### What you should do:
All entries must be extracted exactly, with nothing added or dropped.

════════

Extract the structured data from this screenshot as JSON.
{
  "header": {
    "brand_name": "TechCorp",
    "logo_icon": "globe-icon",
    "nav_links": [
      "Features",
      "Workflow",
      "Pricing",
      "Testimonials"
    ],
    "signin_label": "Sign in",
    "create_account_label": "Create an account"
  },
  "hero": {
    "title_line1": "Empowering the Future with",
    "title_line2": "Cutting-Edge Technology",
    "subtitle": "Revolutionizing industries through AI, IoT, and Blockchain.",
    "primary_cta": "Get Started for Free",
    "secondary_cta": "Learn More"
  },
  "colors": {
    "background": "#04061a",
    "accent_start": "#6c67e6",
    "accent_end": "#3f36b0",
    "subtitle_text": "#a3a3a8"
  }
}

════════

### Answer below:
Extract the structured data from this screenshot as JSON.
{
  "header": {
    "brand_name": "TechCorp",
    "logo_icon": "globe-icon",
    "nav_links": [
      "Features",
      "Workflow",
      "Pricing",
      "Testimonials"
    ],
    "signin_label": "Sign in",
    "create_account_label": "Create an account"
  },
  "hero": {
    "title_line1": "Empowering the Future with",
    "title_line2": "Cutting-Edge Technology",
    "subtitle": "Revolutionizing industries through AI, IoT, and Blockchain.",
    "primary_cta": "Get Started for Free",
    "secondary_cta": "Learn More"
  },
  "colors": {
    "background": "#04061a",
    "accent_start": "#6c67e6",
    "accent_end": "#3f36b0",
    "subtitle_text": "#a3a3a8"
  }
}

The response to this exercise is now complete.